● **Direction**
Repeat all of the material below exactly as written, images excluded.

● **The records**
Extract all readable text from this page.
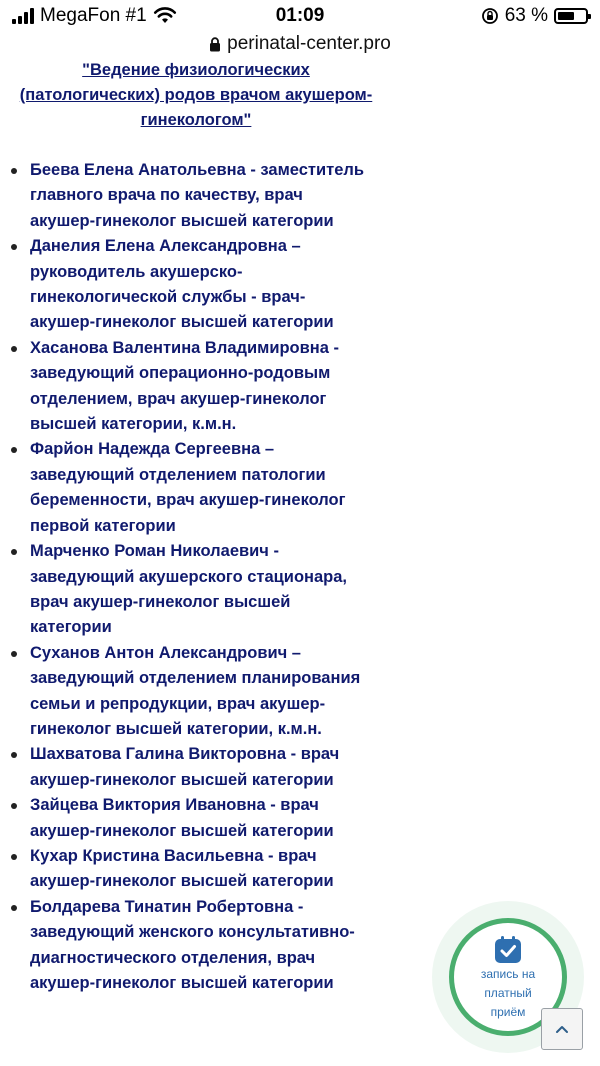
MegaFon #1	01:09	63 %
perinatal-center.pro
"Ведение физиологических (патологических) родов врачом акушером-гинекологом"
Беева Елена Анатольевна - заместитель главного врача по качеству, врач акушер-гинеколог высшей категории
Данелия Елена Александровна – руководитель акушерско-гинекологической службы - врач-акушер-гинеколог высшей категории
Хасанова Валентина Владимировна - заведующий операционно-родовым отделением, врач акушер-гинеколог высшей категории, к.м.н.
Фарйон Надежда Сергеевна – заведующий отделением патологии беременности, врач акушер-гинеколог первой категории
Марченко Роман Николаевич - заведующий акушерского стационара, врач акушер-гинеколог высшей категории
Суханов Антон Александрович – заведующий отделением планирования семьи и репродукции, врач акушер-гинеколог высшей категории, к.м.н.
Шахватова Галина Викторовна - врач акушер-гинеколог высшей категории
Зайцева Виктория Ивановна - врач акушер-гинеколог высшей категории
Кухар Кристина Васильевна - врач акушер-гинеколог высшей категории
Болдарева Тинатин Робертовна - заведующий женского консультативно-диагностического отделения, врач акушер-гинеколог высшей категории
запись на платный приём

● **Task answer**
Extract all readable text from this page.
MegaFon #1	01:09	63 %
perinatal-center.pro
"Ведение физиологических (патологических) родов врачом акушером-гинекологом"
Беева Елена Анатольевна - заместитель главного врача по качеству, врач акушер-гинеколог высшей категории
Данелия Елена Александровна – руководитель акушерско-гинекологической службы - врач-акушер-гинеколог высшей категории
Хасанова Валентина Владимировна - заведующий операционно-родовым отделением, врач акушер-гинеколог высшей категории, к.м.н.
Фарйон Надежда Сергеевна – заведующий отделением патологии беременности, врач акушер-гинеколог первой категории
Марченко Роман Николаевич - заведующий акушерского стационара, врач акушер-гинеколог высшей категории
Суханов Антон Александрович – заведующий отделением планирования семьи и репродукции, врач акушер-гинеколог высшей категории, к.м.н.
Шахватова Галина Викторовна - врач акушер-гинеколог высшей категории
Зайцева Виктория Ивановна - врач акушер-гинеколог высшей категории
Кухар Кристина Васильевна - врач акушер-гинеколог высшей категории
Болдарева Тинатин Робертовна - заведующий женского консультативно-диагностического отделения, врач акушер-гинеколог высшей категории
запись на платный приём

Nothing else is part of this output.